▶ _What is expected_: Set down each record exactly as written.

** begin Record extracts **

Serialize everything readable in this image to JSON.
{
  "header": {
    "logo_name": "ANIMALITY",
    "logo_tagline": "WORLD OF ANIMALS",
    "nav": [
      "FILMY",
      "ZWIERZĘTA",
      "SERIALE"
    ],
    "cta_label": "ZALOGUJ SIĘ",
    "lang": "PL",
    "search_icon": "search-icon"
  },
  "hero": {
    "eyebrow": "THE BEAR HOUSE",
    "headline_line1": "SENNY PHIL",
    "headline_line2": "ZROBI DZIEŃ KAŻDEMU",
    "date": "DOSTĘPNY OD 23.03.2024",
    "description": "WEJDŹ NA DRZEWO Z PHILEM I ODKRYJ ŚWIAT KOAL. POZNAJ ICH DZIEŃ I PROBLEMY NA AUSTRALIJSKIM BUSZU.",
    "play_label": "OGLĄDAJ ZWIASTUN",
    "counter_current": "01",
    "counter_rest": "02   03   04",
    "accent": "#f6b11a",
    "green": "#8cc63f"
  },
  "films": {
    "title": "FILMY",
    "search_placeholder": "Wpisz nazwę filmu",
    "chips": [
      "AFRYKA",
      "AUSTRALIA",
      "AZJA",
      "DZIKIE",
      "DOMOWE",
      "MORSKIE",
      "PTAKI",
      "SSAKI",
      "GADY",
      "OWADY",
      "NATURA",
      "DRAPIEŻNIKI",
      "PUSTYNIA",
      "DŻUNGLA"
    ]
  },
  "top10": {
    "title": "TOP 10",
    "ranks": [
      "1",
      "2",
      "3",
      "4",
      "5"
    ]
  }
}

** end Record extracts **

▶ _Response to the task_:
Serialize everything readable in this image to JSON.
{
  "header": {
    "logo_name": "ANIMALITY",
    "logo_tagline": "WORLD OF ANIMALS",
    "nav": [
      "FILMY",
      "ZWIERZĘTA",
      "SERIALE"
    ],
    "cta_label": "ZALOGUJ SIĘ",
    "lang": "PL",
    "search_icon": "search-icon"
  },
  "hero": {
    "eyebrow": "THE BEAR HOUSE",
    "headline_line1": "SENNY PHIL",
    "headline_line2": "ZROBI DZIEŃ KAŻDEMU",
    "date": "DOSTĘPNY OD 23.03.2024",
    "description": "WEJDŹ NA DRZEWO Z PHILEM I ODKRYJ ŚWIAT KOAL. POZNAJ ICH DZIEŃ I PROBLEMY NA AUSTRALIJSKIM BUSZU.",
    "play_label": "OGLĄDAJ ZWIASTUN",
    "counter_current": "01",
    "counter_rest": "02   03   04",
    "accent": "#f6b11a",
    "green": "#8cc63f"
  },
  "films": {
    "title": "FILMY",
    "search_placeholder": "Wpisz nazwę filmu",
    "chips": [
      "AFRYKA",
      "AUSTRALIA",
      "AZJA",
      "DZIKIE",
      "DOMOWE",
      "MORSKIE",
      "PTAKI",
      "SSAKI",
      "GADY",
      "OWADY",
      "NATURA",
      "DRAPIEŻNIKI",
      "PUSTYNIA",
      "DŻUNGLA"
    ]
  },
  "top10": {
    "title": "TOP 10",
    "ranks": [
      "1",
      "2",
      "3",
      "4",
      "5"
    ]
  }
}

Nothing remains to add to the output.